TASK REQUIREMENTS> Return the lines below verbatim, beginning with the line that contains "linear-scale-button[interactable]: Lin [1780, 751, 1831, 773]" and ending with the line that contains "type-bar-row[interactable]: Tennis Elbow", both included.

DATA IN THIS EXERCISE>
━━━━━━━━━━━━━━━━

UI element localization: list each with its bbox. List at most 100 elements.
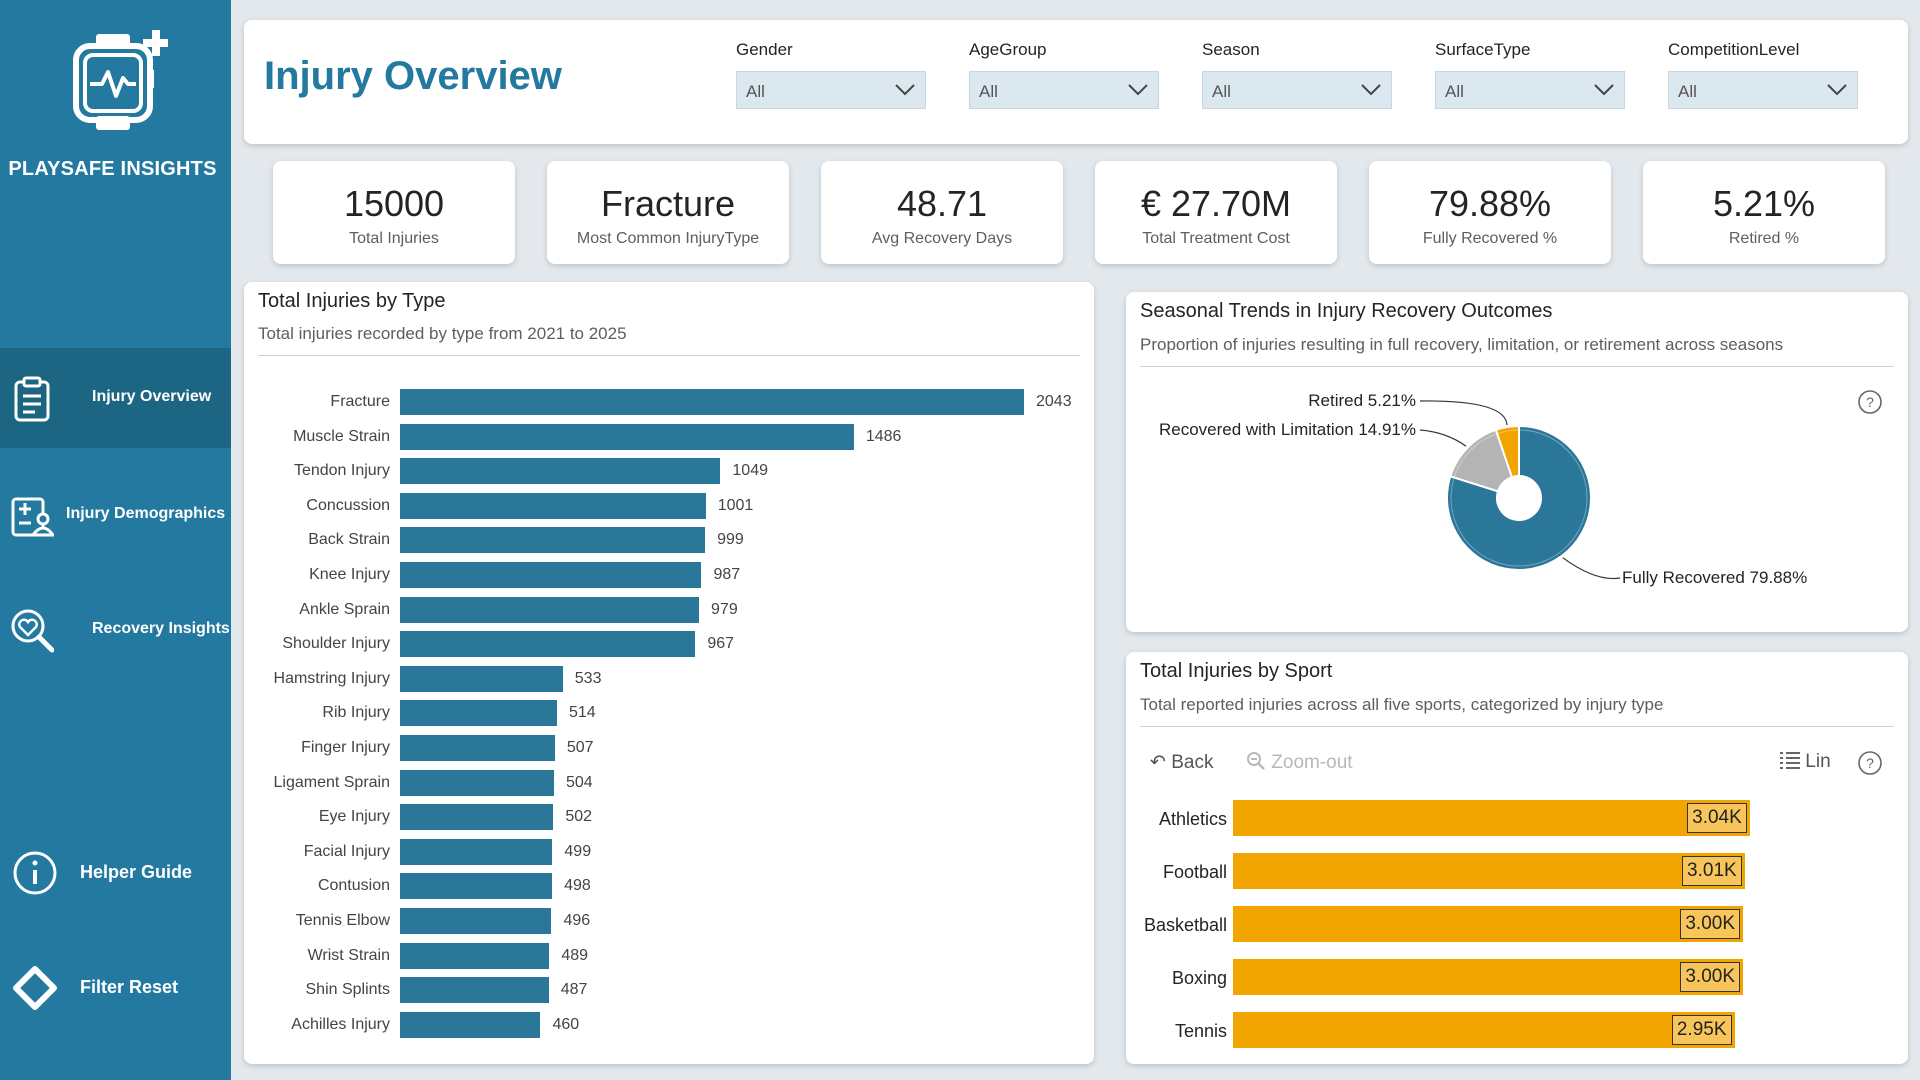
linear-scale-button[interactable]: Lin [1780, 751, 1831, 773]
sport-bar[interactable]: 3.04K [1233, 800, 1750, 836]
type-bar[interactable] [400, 908, 552, 934]
type-bar[interactable] [400, 562, 702, 588]
kpi-label: Total Treatment Cost [1142, 230, 1290, 247]
type-category-label: Eye Injury [318, 808, 390, 826]
competitionlevel-dropdown[interactable]: All [1668, 71, 1858, 109]
gender-dropdown[interactable]: All [736, 71, 926, 109]
type-bar-row[interactable]: Tendon Injury 1049 [244, 458, 1094, 485]
svg-text:?: ? [1866, 394, 1874, 410]
nav-item-injury-demographics[interactable]: Injury Demographics [0, 465, 231, 565]
sport-category-label: Football [1162, 862, 1227, 882]
type-bar[interactable] [400, 596, 700, 623]
type-bar-row[interactable]: Tennis Elbow 496 [244, 908, 1094, 934]
type-bar-row[interactable]: Achilles Injury 460 [244, 1011, 1094, 1038]
agegroup-dropdown[interactable]: All [969, 71, 1159, 109]
type-bar-row[interactable]: Shin Splints 487 [244, 977, 1094, 1004]
type-bar[interactable] [400, 838, 553, 865]
type-bar[interactable] [400, 804, 554, 831]
help-icon[interactable]: ? [1857, 389, 1883, 415]
type-bar-row[interactable]: Ligament Sprain 504 [244, 769, 1094, 796]
type-value-label: 499 [564, 842, 592, 860]
sport-bar-row[interactable]: Tennis 2.95K [1126, 1012, 1908, 1048]
type-bar[interactable] [400, 873, 553, 900]
kpi-value: 5.21% [1712, 183, 1816, 224]
zoom-out-icon [1247, 752, 1265, 770]
kpi-value: 15000 [343, 183, 445, 224]
type-bar-row[interactable]: Contusion 498 [244, 873, 1094, 900]
help-icon[interactable]: ? [1857, 750, 1883, 776]
surfacetype-dropdown[interactable]: All [1435, 71, 1625, 109]
sport-bar-row[interactable]: Athletics 3.04K [1126, 800, 1908, 836]
season-dropdown[interactable]: All [1202, 71, 1392, 109]
type-bar-row[interactable]: Facial Injury 499 [244, 838, 1094, 865]
sport-bar[interactable]: 3.00K [1233, 906, 1743, 942]
nav-label: Injury Overview [92, 388, 212, 405]
donut-leader-line [1419, 429, 1467, 447]
type-value-label: 496 [563, 912, 591, 929]
brand-name: PLAYSAFE INSIGHTS [8, 158, 217, 180]
type-value-label: 2043 [1036, 393, 1072, 410]
type-bar[interactable] [400, 700, 557, 727]
type-bar-row[interactable]: Muscle Strain 1486 [244, 423, 1094, 450]
nav-item-injury-overview[interactable]: Injury Overview [0, 348, 231, 448]
type-bar-row[interactable]: Knee Injury 987 [244, 562, 1094, 588]
type-bar-row[interactable]: Back Strain 999 [244, 527, 1094, 554]
sport-bar[interactable]: 3.01K [1233, 853, 1745, 889]
donut-slice-label: Fully Recovered 79.88% [1622, 568, 1807, 587]
type-value-label: 498 [564, 877, 591, 895]
donut-slice-fully-recovered[interactable] [1446, 424, 1592, 571]
back-button[interactable]: ↶ Back [1150, 751, 1213, 774]
donut-slice-label: Recovered with Limitation 14.91% [1159, 420, 1416, 439]
eraser-icon [13, 966, 57, 1010]
sport-bar-row[interactable]: Football 3.01K [1126, 853, 1908, 889]
sport-bar[interactable]: 3.00K [1233, 959, 1743, 995]
type-bar[interactable] [400, 977, 549, 1004]
type-bar[interactable] [400, 665, 563, 692]
type-bar-row[interactable]: Ankle Sprain 979 [244, 596, 1094, 623]
type-value-label: 987 [713, 566, 741, 583]
type-bar-row[interactable]: Finger Injury 507 [244, 735, 1094, 761]
injuries-by-type-card: Total Injuries by Type Total injuries re… [244, 282, 1094, 1064]
type-bar-row[interactable]: Fracture 2043 [244, 389, 1094, 415]
type-value-label: 489 [561, 946, 589, 964]
filter-reset-button[interactable]: Filter Reset [0, 958, 231, 1018]
type-bar-row[interactable]: Hamstring Injury 533 [244, 665, 1094, 692]
zoom-out-button[interactable]: Zoom-out [1246, 751, 1353, 774]
type-category-label: Back Strain [308, 531, 390, 549]
divider [258, 355, 1080, 356]
type-category-label: Knee Injury [309, 566, 390, 583]
user-demographics-icon [11, 497, 54, 537]
zoom-out-label: Zoom-out [1271, 752, 1353, 773]
type-bar-row[interactable]: Eye Injury 502 [244, 804, 1094, 831]
nav-item-recovery-insights[interactable]: Recovery Insights [0, 580, 231, 680]
kpi-value: € 27.70M [1140, 183, 1292, 224]
type-bar[interactable] [400, 423, 854, 450]
kpi-label: Retired % [1728, 230, 1800, 247]
type-bar[interactable] [400, 942, 550, 969]
donut-slice-retired[interactable] [1494, 424, 1520, 479]
filter-surfacetype: SurfaceType All [1435, 40, 1625, 109]
type-bar[interactable] [400, 492, 706, 519]
sport-bar-row[interactable]: Boxing 3.00K [1126, 959, 1908, 995]
type-value-label: 514 [568, 704, 596, 722]
type-bar[interactable] [400, 1011, 541, 1038]
chevron-down-icon [1827, 84, 1847, 96]
type-bar[interactable] [400, 735, 555, 761]
sport-category-label: Tennis [1174, 1021, 1227, 1041]
type-bar-row[interactable]: Shoulder Injury 967 [244, 631, 1094, 658]
type-bar[interactable] [400, 769, 554, 796]
back-label: Back [1171, 752, 1214, 773]
type-bar[interactable] [400, 389, 1024, 415]
type-bar[interactable] [400, 458, 721, 485]
sport-bar-row[interactable]: Basketball 3.00K [1126, 906, 1908, 942]
type-category-label: Tendon Injury [293, 462, 390, 480]
type-bar-row[interactable]: Wrist Strain 489 [244, 942, 1094, 969]
type-bar[interactable] [400, 631, 696, 658]
kpi-label: Total Injuries [349, 230, 439, 247]
type-bar-row[interactable]: Rib Injury 514 [244, 700, 1094, 727]
type-bar-row[interactable]: Concussion 1001 [244, 492, 1094, 519]
helper-guide-button[interactable]: Helper Guide [0, 843, 231, 903]
type-bar[interactable] [400, 527, 706, 554]
chevron-down-icon [1128, 84, 1148, 96]
sport-bar[interactable]: 2.95K [1233, 1012, 1735, 1048]
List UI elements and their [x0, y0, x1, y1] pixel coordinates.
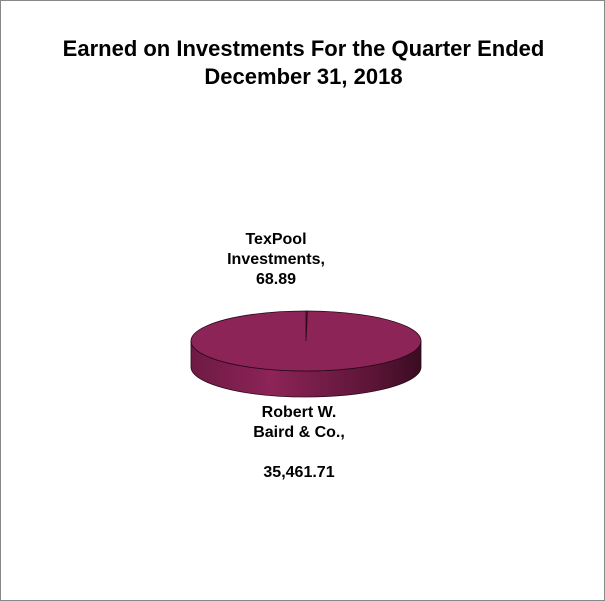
slice-value-label: 35,461.71: [263, 464, 335, 481]
chart-title: Earned on Investments For the Quarter En…: [62, 36, 545, 89]
slice-label: Robert W. Baird & Co.,: [253, 404, 345, 441]
slice-value-label: 68.89: [255, 271, 297, 288]
pie-slice: [190, 310, 422, 372]
slice-label: TexPool Investments,: [227, 231, 325, 268]
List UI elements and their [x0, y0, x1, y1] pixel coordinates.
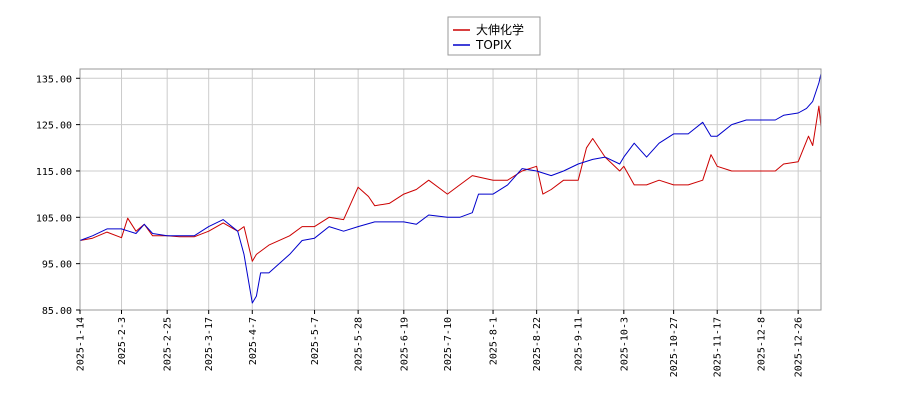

━━━━━━━━━━━━━━━━

THE RESULT>
linear-scale-button[interactable]: Lin [1780, 751, 1831, 773]
sport-bar[interactable]: 3.04K [1233, 800, 1750, 836]
type-bar[interactable] [400, 908, 552, 934]
type-bar[interactable] [400, 562, 702, 588]
kpi-label: Total Treatment Cost [1142, 230, 1290, 247]
type-category-label: Eye Injury [318, 808, 390, 826]
competitionlevel-dropdown[interactable]: All [1668, 71, 1858, 109]
gender-dropdown[interactable]: All [736, 71, 926, 109]
type-bar-row[interactable]: Tendon Injury 1049 [244, 458, 1094, 485]
svg-text:?: ? [1866, 394, 1874, 410]
nav-item-injury-demographics[interactable]: Injury Demographics [0, 465, 231, 565]
sport-category-label: Football [1162, 862, 1227, 882]
type-bar[interactable] [400, 596, 700, 623]
type-bar-row[interactable]: Tennis Elbow 496 [244, 908, 1094, 934]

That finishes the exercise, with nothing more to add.